**What the task asks**
List all lines of the data that include the string "style".

..........

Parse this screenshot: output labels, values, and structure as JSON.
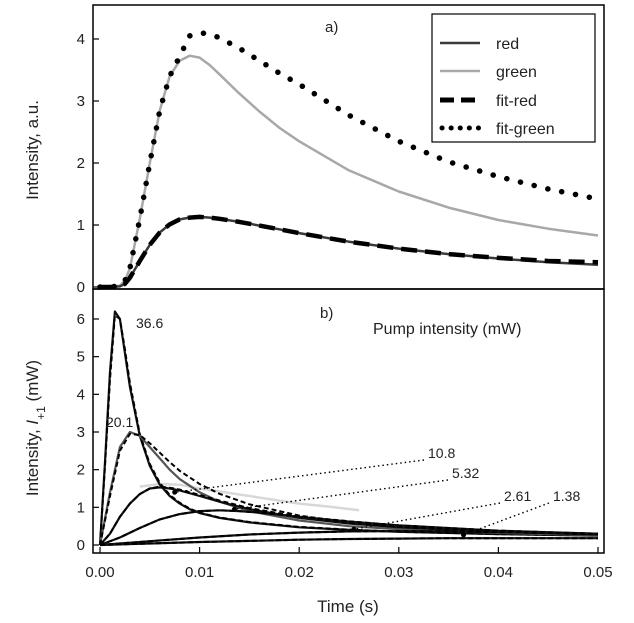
{
  "chart_data": [
    {
      "id": "a",
      "type": "line",
      "panel_label": "a)",
      "ylabel": "Intensity, a.u.",
      "xlim": [
        0,
        0.05
      ],
      "ylim": [
        0,
        4.5
      ],
      "yticks": [
        0,
        1,
        2,
        3,
        4
      ],
      "legend_placement": "top-right",
      "series": [
        {
          "name": "red",
          "style": "solid",
          "color": "#3a3a3a",
          "x": [
            0.0,
            0.001,
            0.002,
            0.0025,
            0.003,
            0.004,
            0.005,
            0.006,
            0.007,
            0.008,
            0.009,
            0.01,
            0.011,
            0.012,
            0.014,
            0.016,
            0.018,
            0.02,
            0.025,
            0.03,
            0.035,
            0.04,
            0.045,
            0.05
          ],
          "y": [
            0.0,
            0.0,
            0.01,
            0.05,
            0.15,
            0.42,
            0.68,
            0.88,
            1.01,
            1.09,
            1.12,
            1.13,
            1.12,
            1.1,
            1.05,
            0.99,
            0.93,
            0.87,
            0.73,
            0.62,
            0.53,
            0.46,
            0.4,
            0.36
          ]
        },
        {
          "name": "green",
          "style": "solid",
          "color": "#a8a8a8",
          "x": [
            0.0,
            0.001,
            0.002,
            0.0025,
            0.003,
            0.004,
            0.005,
            0.006,
            0.007,
            0.008,
            0.009,
            0.01,
            0.011,
            0.012,
            0.014,
            0.016,
            0.018,
            0.02,
            0.025,
            0.03,
            0.035,
            0.04,
            0.045,
            0.05
          ],
          "y": [
            0.0,
            0.0,
            0.02,
            0.1,
            0.3,
            1.1,
            2.0,
            2.85,
            3.4,
            3.65,
            3.73,
            3.7,
            3.58,
            3.43,
            3.12,
            2.83,
            2.57,
            2.35,
            1.88,
            1.54,
            1.28,
            1.08,
            0.94,
            0.83
          ]
        },
        {
          "name": "fit-red",
          "style": "dash",
          "color": "#000000",
          "x": [
            0.0,
            0.001,
            0.002,
            0.0025,
            0.003,
            0.004,
            0.005,
            0.006,
            0.007,
            0.008,
            0.009,
            0.01,
            0.011,
            0.012,
            0.014,
            0.016,
            0.018,
            0.02,
            0.025,
            0.03,
            0.035,
            0.04,
            0.045,
            0.05
          ],
          "y": [
            0.0,
            0.0,
            0.01,
            0.05,
            0.15,
            0.42,
            0.68,
            0.88,
            1.01,
            1.09,
            1.12,
            1.13,
            1.12,
            1.1,
            1.05,
            0.99,
            0.93,
            0.87,
            0.73,
            0.62,
            0.53,
            0.47,
            0.42,
            0.4
          ]
        },
        {
          "name": "fit-green",
          "style": "dot",
          "color": "#000000",
          "x": [
            0.0,
            0.001,
            0.002,
            0.0025,
            0.003,
            0.004,
            0.005,
            0.006,
            0.007,
            0.008,
            0.009,
            0.01,
            0.011,
            0.012,
            0.014,
            0.016,
            0.018,
            0.02,
            0.025,
            0.03,
            0.035,
            0.04,
            0.045,
            0.05
          ],
          "y": [
            0.0,
            0.0,
            0.02,
            0.1,
            0.3,
            1.1,
            2.0,
            2.85,
            3.4,
            3.72,
            4.05,
            4.1,
            4.08,
            4.02,
            3.85,
            3.65,
            3.45,
            3.27,
            2.77,
            2.35,
            2.02,
            1.78,
            1.58,
            1.42
          ]
        }
      ]
    },
    {
      "id": "b",
      "type": "line",
      "panel_label": "b)",
      "xlabel": "Time (s)",
      "ylabel_prefix": "Intensity, ",
      "ylabel_symbol": "I",
      "ylabel_subscript": "+1",
      "ylabel_suffix": " (mW)",
      "xlim": [
        0,
        0.05
      ],
      "ylim": [
        -0.1,
        6.7
      ],
      "xticks": [
        0.0,
        0.01,
        0.02,
        0.03,
        0.04,
        0.05
      ],
      "xtick_labels": [
        "0.00",
        "0.01",
        "0.02",
        "0.03",
        "0.04",
        "0.05"
      ],
      "yticks": [
        0,
        1,
        2,
        3,
        4,
        5,
        6
      ],
      "annotation_title": "Pump intensity (mW)",
      "series": [
        {
          "label": "36.6",
          "color": "#000000",
          "x": [
            0.0,
            0.0005,
            0.001,
            0.0015,
            0.002,
            0.0025,
            0.003,
            0.004,
            0.005,
            0.006,
            0.007,
            0.008,
            0.009,
            0.01,
            0.012,
            0.015,
            0.02,
            0.025,
            0.03,
            0.04,
            0.05
          ],
          "y": [
            0.0,
            2.2,
            4.6,
            6.2,
            6.0,
            5.1,
            4.2,
            2.9,
            2.1,
            1.6,
            1.3,
            1.1,
            0.95,
            0.85,
            0.72,
            0.6,
            0.47,
            0.4,
            0.35,
            0.29,
            0.25
          ],
          "fit_y": [
            0.0,
            2.1,
            4.4,
            6.1,
            6.0,
            5.2,
            4.3,
            2.95,
            2.15,
            1.65,
            1.33,
            1.12,
            0.97,
            0.86,
            0.73,
            0.61,
            0.48,
            0.41,
            0.35,
            0.29,
            0.25
          ]
        },
        {
          "label": "20.1",
          "color": "#000000",
          "x": [
            0.0,
            0.001,
            0.002,
            0.003,
            0.004,
            0.005,
            0.006,
            0.007,
            0.008,
            0.01,
            0.012,
            0.015,
            0.02,
            0.025,
            0.03,
            0.04,
            0.05
          ],
          "y": [
            0.0,
            1.4,
            2.6,
            3.0,
            2.9,
            2.6,
            2.3,
            2.0,
            1.75,
            1.4,
            1.15,
            0.9,
            0.65,
            0.5,
            0.42,
            0.32,
            0.26
          ],
          "fit_y": [
            0.0,
            1.3,
            2.5,
            2.95,
            2.92,
            2.7,
            2.45,
            2.2,
            1.97,
            1.62,
            1.36,
            1.08,
            0.78,
            0.6,
            0.48,
            0.36,
            0.28
          ]
        },
        {
          "label": "10.8",
          "color": "#000000",
          "x": [
            0.0,
            0.001,
            0.002,
            0.003,
            0.004,
            0.005,
            0.006,
            0.007,
            0.008,
            0.01,
            0.012,
            0.015,
            0.02,
            0.025,
            0.03,
            0.04,
            0.05
          ],
          "y": [
            0.0,
            0.3,
            0.75,
            1.1,
            1.35,
            1.5,
            1.53,
            1.5,
            1.45,
            1.3,
            1.15,
            0.95,
            0.72,
            0.57,
            0.47,
            0.35,
            0.28
          ],
          "fit_y": [
            0.0,
            0.3,
            0.75,
            1.1,
            1.35,
            1.5,
            1.55,
            1.52,
            1.47,
            1.33,
            1.18,
            0.98,
            0.75,
            0.59,
            0.48,
            0.35,
            0.28
          ]
        },
        {
          "label": "5.32",
          "color": "#000000",
          "x": [
            0.0,
            0.002,
            0.004,
            0.006,
            0.008,
            0.01,
            0.012,
            0.014,
            0.016,
            0.02,
            0.025,
            0.03,
            0.04,
            0.05
          ],
          "y": [
            0.0,
            0.2,
            0.45,
            0.68,
            0.82,
            0.9,
            0.92,
            0.9,
            0.86,
            0.75,
            0.62,
            0.52,
            0.38,
            0.3
          ],
          "fit_y": [
            0.0,
            0.2,
            0.45,
            0.68,
            0.82,
            0.9,
            0.92,
            0.9,
            0.86,
            0.76,
            0.63,
            0.52,
            0.38,
            0.3
          ]
        },
        {
          "label": "2.61",
          "color": "#000000",
          "x": [
            0.0,
            0.005,
            0.01,
            0.015,
            0.02,
            0.025,
            0.03,
            0.035,
            0.04,
            0.045,
            0.05
          ],
          "y": [
            0.0,
            0.1,
            0.2,
            0.28,
            0.33,
            0.36,
            0.37,
            0.36,
            0.34,
            0.32,
            0.3
          ],
          "fit_y": [
            0.0,
            0.1,
            0.2,
            0.28,
            0.33,
            0.36,
            0.37,
            0.36,
            0.34,
            0.32,
            0.3
          ]
        },
        {
          "label": "1.38",
          "color": "#000000",
          "x": [
            0.0,
            0.005,
            0.01,
            0.015,
            0.02,
            0.025,
            0.03,
            0.035,
            0.04,
            0.045,
            0.05
          ],
          "y": [
            0.0,
            0.04,
            0.08,
            0.11,
            0.14,
            0.16,
            0.17,
            0.18,
            0.18,
            0.18,
            0.18
          ],
          "fit_y": [
            0.0,
            0.04,
            0.08,
            0.11,
            0.14,
            0.16,
            0.17,
            0.18,
            0.18,
            0.18,
            0.18
          ]
        }
      ],
      "light_traces": [
        {
          "name": "light-trace-green",
          "x": [
            0.004,
            0.006,
            0.008,
            0.01,
            0.012,
            0.015,
            0.018,
            0.02,
            0.023,
            0.026
          ],
          "y": [
            1.55,
            1.62,
            1.6,
            1.5,
            1.42,
            1.3,
            1.18,
            1.1,
            1.02,
            0.92
          ]
        }
      ],
      "label_pointers": [
        {
          "label": "10.8",
          "x": 0.0075,
          "y": 1.4
        },
        {
          "label": "5.32",
          "x": 0.0135,
          "y": 0.95
        },
        {
          "label": "2.61",
          "x": 0.0255,
          "y": 0.42
        },
        {
          "label": "1.38",
          "x": 0.0365,
          "y": 0.27
        }
      ]
    }
  ]
}
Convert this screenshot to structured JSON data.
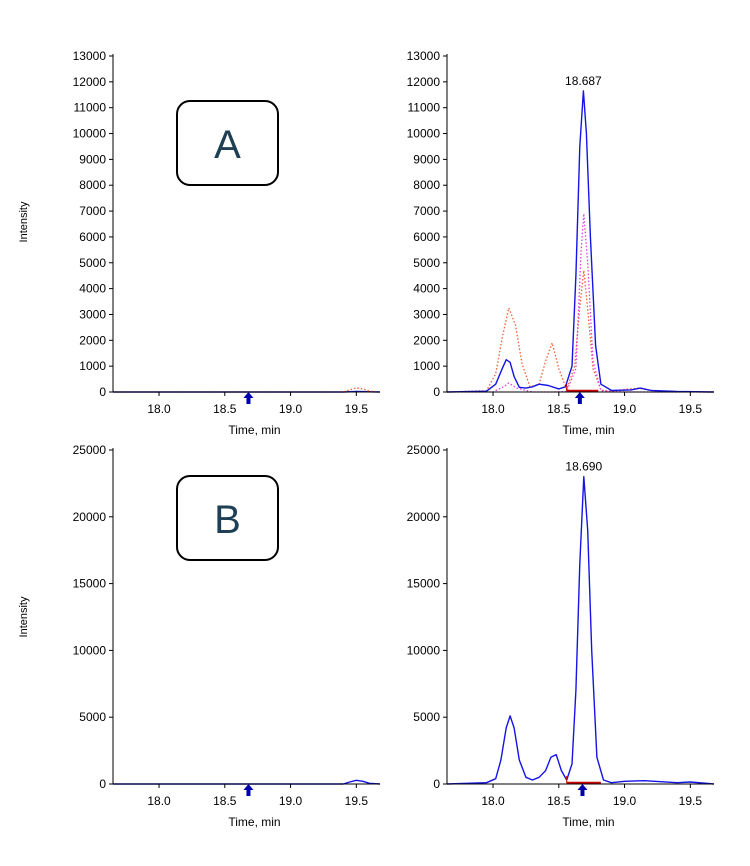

..........

**Written solution**
          "style": "solid",
          "style": "solid",
          "style": "dash",
          "style": "dot",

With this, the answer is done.